[Short exercise]:
Do not carry the pictures over; copy every other part of the entries exactly.

Data items

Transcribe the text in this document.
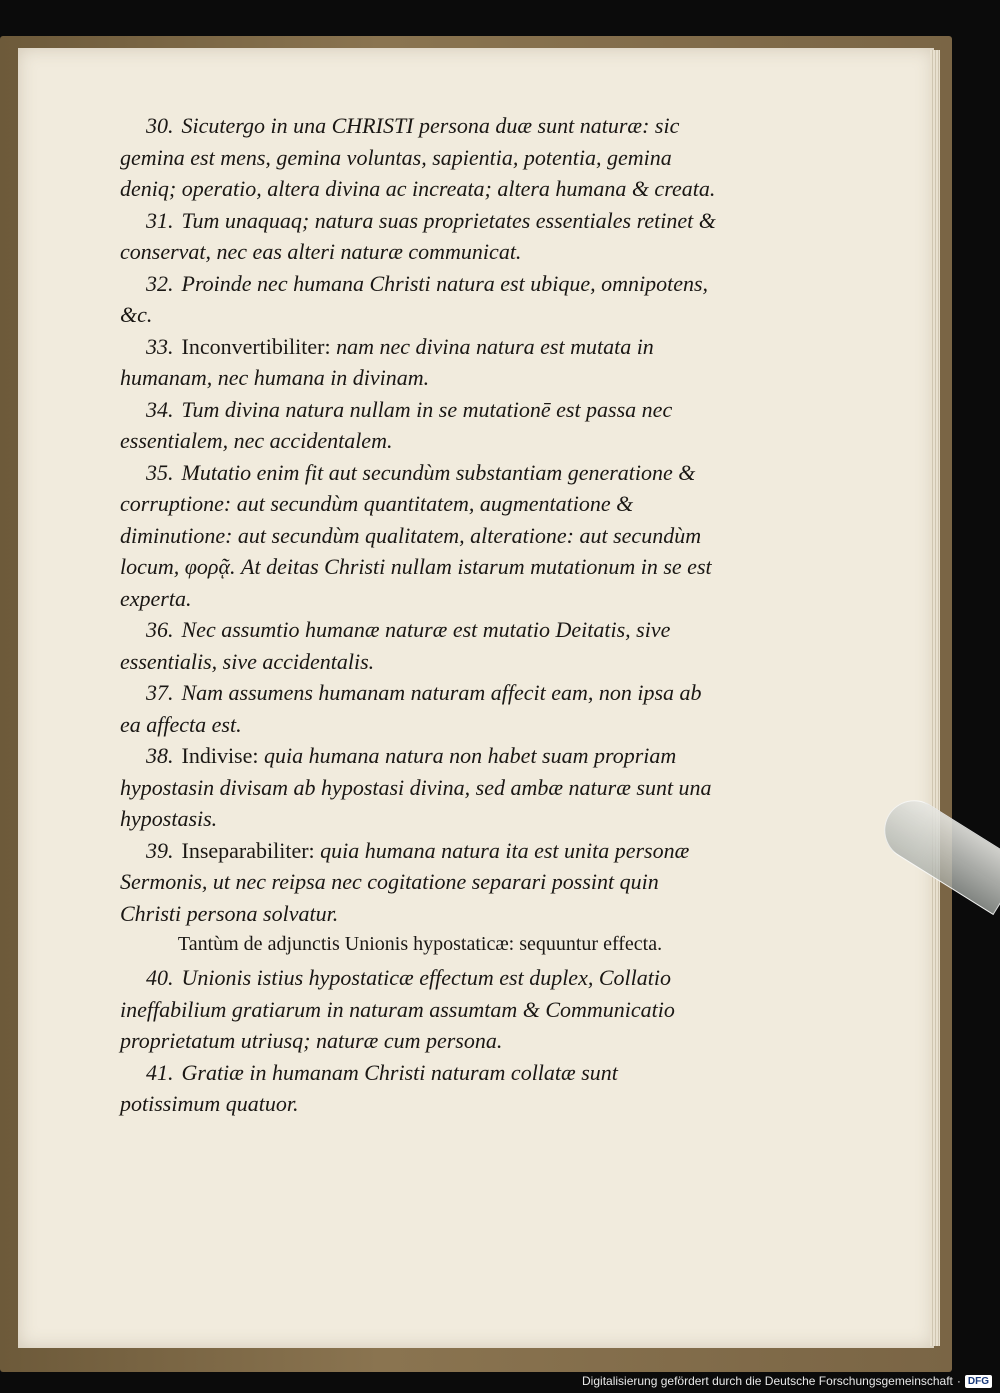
30. Sicutergo in una CHRISTI persona duæ sunt naturæ: sic gemina est mens, gemina voluntas, sapientia, potentia, gemina deniq; operatio, altera divina ac increata; altera humana & creata.

31. Tum unaquaq; natura suas proprietates essentiales retinet & conservat, nec eas alteri naturæ communicat.

32. Proinde nec humana Christi natura est ubique, omnipotens, &c.

33. Inconvertibiliter: nam nec divina natura est mutata in humanam, nec humana in divinam.

34. Tum divina natura nullam in se mutationē est passa nec essentialem, nec accidentalem.

35. Mutatio enim fit aut secundùm substantiam generatione & corruptione: aut secundùm quantitatem, augmentatione & diminutione: aut secundùm qualitatem, alteratione: aut secundùm locum, φορᾷ. At deitas Christi nullam istarum mutationum in se est experta.

36. Nec assumtio humanæ naturæ est mutatio Deitatis, sive essentialis, sive accidentalis.

37. Nam assumens humanam naturam affecit eam, non ipsa ab ea affecta est.

38. Indivise: quia humana natura non habet suam propriam hypostasin divisam ab hypostasi divina, sed ambæ naturæ sunt una hypostasis.

39. Inseparabiliter: quia humana natura ita est unita personæ Sermonis, ut nec reipsa nec cogitatione separari possint quin Christi persona solvatur.

Tantùm de adjunctis Unionis hypostaticæ: sequuntur effecta.

40. Unionis istius hypostaticæ effectum est duplex, Collatio ineffabilium gratiarum in naturam assumtam & Communicatio proprietatum utriusq; naturæ cum persona.

41. Gratiæ in humanam Christi naturam collatæ sunt potissimum quatuor.

Digitalisierung gefördert durch die Deutsche Forschungsgemeinschaft · DFG
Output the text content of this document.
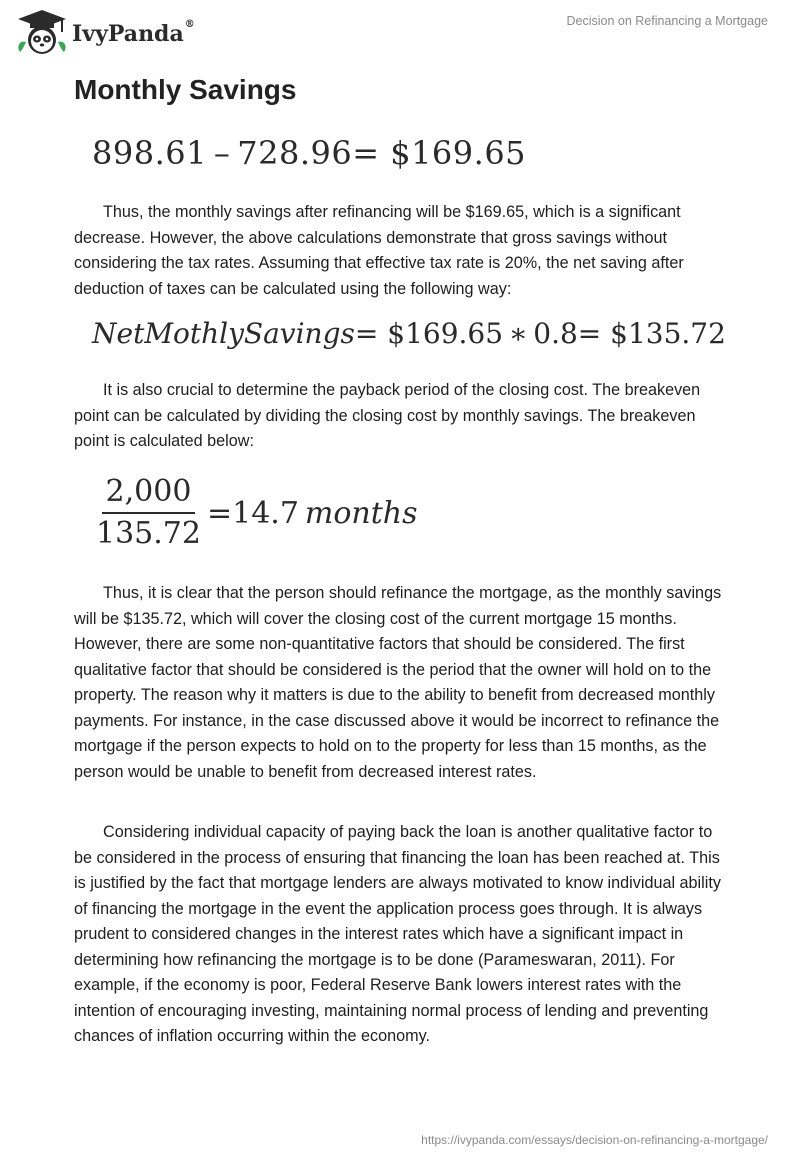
IvyPanda®	Decision on Refinancing a Mortgage
Monthly Savings
898.61 – 728.96= $169.65

Thus, the monthly savings after refinancing will be $169.65, which is a significant decrease. However, the above calculations demonstrate that gross savings without considering the tax rates. Assuming that effective tax rate is 20%, the net saving after deduction of taxes can be calculated using the following way:

NetMothlySavings= $169.65 ∗ 0.8= $135.72

It is also crucial to determine the payback period of the closing cost. The breakeven point can be calculated by dividing the closing cost by monthly savings. The breakeven point is calculated below:

$\frac{2,000}{135.72} =14.7$  months

Thus, it is clear that the person should refinance the mortgage, as the monthly savings will be $135.72, which will cover the closing cost of the current mortgage 15 months. However, there are some non-quantitative factors that should be considered. The first qualitative factor that should be considered is the period that the owner will hold on to the property. The reason why it matters is due to the ability to benefit from decreased monthly payments. For instance, in the case discussed above it would be incorrect to refinance the mortgage if the person expects to hold on to the property for less than 15 months, as the person would be unable to benefit from decreased interest rates.

Considering individual capacity of paying back the loan is another qualitative factor to be considered in the process of ensuring that financing the loan has been reached at. This is justified by the fact that mortgage lenders are always motivated to know individual ability of financing the mortgage in the event the application process goes through. It is always prudent to considered changes in the interest rates which have a significant impact in determining how refinancing the mortgage is to be done (Parameswaran, 2011). For example, if the economy is poor, Federal Reserve Bank lowers interest rates with the intention of encouraging investing, maintaining normal process of lending and preventing chances of inflation occurring within the economy.

https://ivypanda.com/essays/decision-on-refinancing-a-mortgage/
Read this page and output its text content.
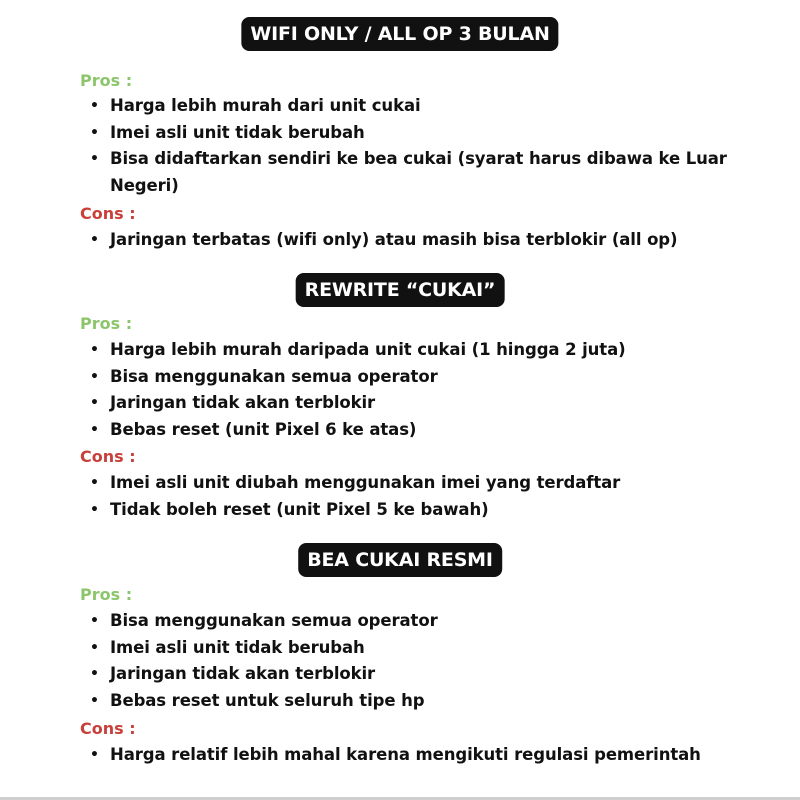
WIFI ONLY / ALL OP 3 BULAN
Pros :
• Harga lebih murah dari unit cukai
• Imei asli unit tidak berubah
• Bisa didaftarkan sendiri ke bea cukai (syarat harus dibawa ke Luar Negeri)
Cons :
• Jaringan terbatas (wifi only) atau masih bisa terblokir (all op)
REWRITE “CUKAI”
Pros :
• Harga lebih murah daripada unit cukai (1 hingga 2 juta)
• Bisa menggunakan semua operator
• Jaringan tidak akan terblokir
• Bebas reset (unit Pixel 6 ke atas)
Cons :
• Imei asli unit diubah menggunakan imei yang terdaftar
• Tidak boleh reset (unit Pixel 5 ke bawah)
BEA CUKAI RESMI
Pros :
• Bisa menggunakan semua operator
• Imei asli unit tidak berubah
• Jaringan tidak akan terblokir
• Bebas reset untuk seluruh tipe hp
Cons :
• Harga relatif lebih mahal karena mengikuti regulasi pemerintah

[Full answer]:
Transcribe the text in this document.
30. Sicutergo in una CHRISTI persona duæ sunt naturæ: sic gemina est mens, gemina voluntas, sapientia, potentia, gemina deniq; operatio, altera divina ac increata; altera humana & creata.

31. Tum unaquaq; natura suas proprietates essentiales retinet & conservat, nec eas alteri naturæ communicat.

32. Proinde nec humana Christi natura est ubique, omnipotens, &c.

33. Inconvertibiliter: nam nec divina natura est mutata in humanam, nec humana in divinam.

34. Tum divina natura nullam in se mutationē est passa nec essentialem, nec accidentalem.

35. Mutatio enim fit aut secundùm substantiam generatione & corruptione: aut secundùm quantitatem, augmentatione & diminutione: aut secundùm qualitatem, alteratione: aut secundùm locum, φορᾷ. At deitas Christi nullam istarum mutationum in se est experta.

36. Nec assumtio humanæ naturæ est mutatio Deitatis, sive essentialis, sive accidentalis.

37. Nam assumens humanam naturam affecit eam, non ipsa ab ea affecta est.

38. Indivise: quia humana natura non habet suam propriam hypostasin divisam ab hypostasi divina, sed ambæ naturæ sunt una hypostasis.

39. Inseparabiliter: quia humana natura ita est unita personæ Sermonis, ut nec reipsa nec cogitatione separari possint quin Christi persona solvatur.

Tantùm de adjunctis Unionis hypostaticæ: sequuntur effecta.

40. Unionis istius hypostaticæ effectum est duplex, Collatio ineffabilium gratiarum in naturam assumtam & Communicatio proprietatum utriusq; naturæ cum persona.

41. Gratiæ in humanam Christi naturam collatæ sunt potissimum quatuor.

Digitalisierung gefördert durch die Deutsche Forschungsgemeinschaft · DFG
Output the text content of this document.
IvyPanda®	Decision on Refinancing a Mortgage
Monthly Savings
898.61 – 728.96= $169.65

Thus, the monthly savings after refinancing will be $169.65, which is a significant decrease. However, the above calculations demonstrate that gross savings without considering the tax rates. Assuming that effective tax rate is 20%, the net saving after deduction of taxes can be calculated using the following way:

NetMothlySavings= $169.65 ∗ 0.8= $135.72

It is also crucial to determine the payback period of the closing cost. The breakeven point can be calculated by dividing the closing cost by monthly savings. The breakeven point is calculated below:

$\frac{2,000}{135.72} =14.7$  months

Thus, it is clear that the person should refinance the mortgage, as the monthly savings will be $135.72, which will cover the closing cost of the current mortgage 15 months. However, there are some non-quantitative factors that should be considered. The first qualitative factor that should be considered is the period that the owner will hold on to the property. The reason why it matters is due to the ability to benefit from decreased monthly payments. For instance, in the case discussed above it would be incorrect to refinance the mortgage if the person expects to hold on to the property for less than 15 months, as the person would be unable to benefit from decreased interest rates.

Considering individual capacity of paying back the loan is another qualitative factor to be considered in the process of ensuring that financing the loan has been reached at. This is justified by the fact that mortgage lenders are always motivated to know individual ability of financing the mortgage in the event the application process goes through. It is always prudent to considered changes in the interest rates which have a significant impact in determining how refinancing the mortgage is to be done (Parameswaran, 2011). For example, if the economy is poor, Federal Reserve Bank lowers interest rates with the intention of encouraging investing, maintaining normal process of lending and preventing chances of inflation occurring within the economy.

https://ivypanda.com/essays/decision-on-refinancing-a-mortgage/
Read this page and output its text content.
WIFI ONLY / ALL OP 3 BULAN
Pros :
• Harga lebih murah dari unit cukai
• Imei asli unit tidak berubah
• Bisa didaftarkan sendiri ke bea cukai (syarat harus dibawa ke Luar Negeri)
Cons :
• Jaringan terbatas (wifi only) atau masih bisa terblokir (all op)
REWRITE “CUKAI”
Pros :
• Harga lebih murah daripada unit cukai (1 hingga 2 juta)
• Bisa menggunakan semua operator
• Jaringan tidak akan terblokir
• Bebas reset (unit Pixel 6 ke atas)
Cons :
• Imei asli unit diubah menggunakan imei yang terdaftar
• Tidak boleh reset (unit Pixel 5 ke bawah)
BEA CUKAI RESMI
Pros :
• Bisa menggunakan semua operator
• Imei asli unit tidak berubah
• Jaringan tidak akan terblokir
• Bebas reset untuk seluruh tipe hp
Cons :
• Harga relatif lebih mahal karena mengikuti regulasi pemerintah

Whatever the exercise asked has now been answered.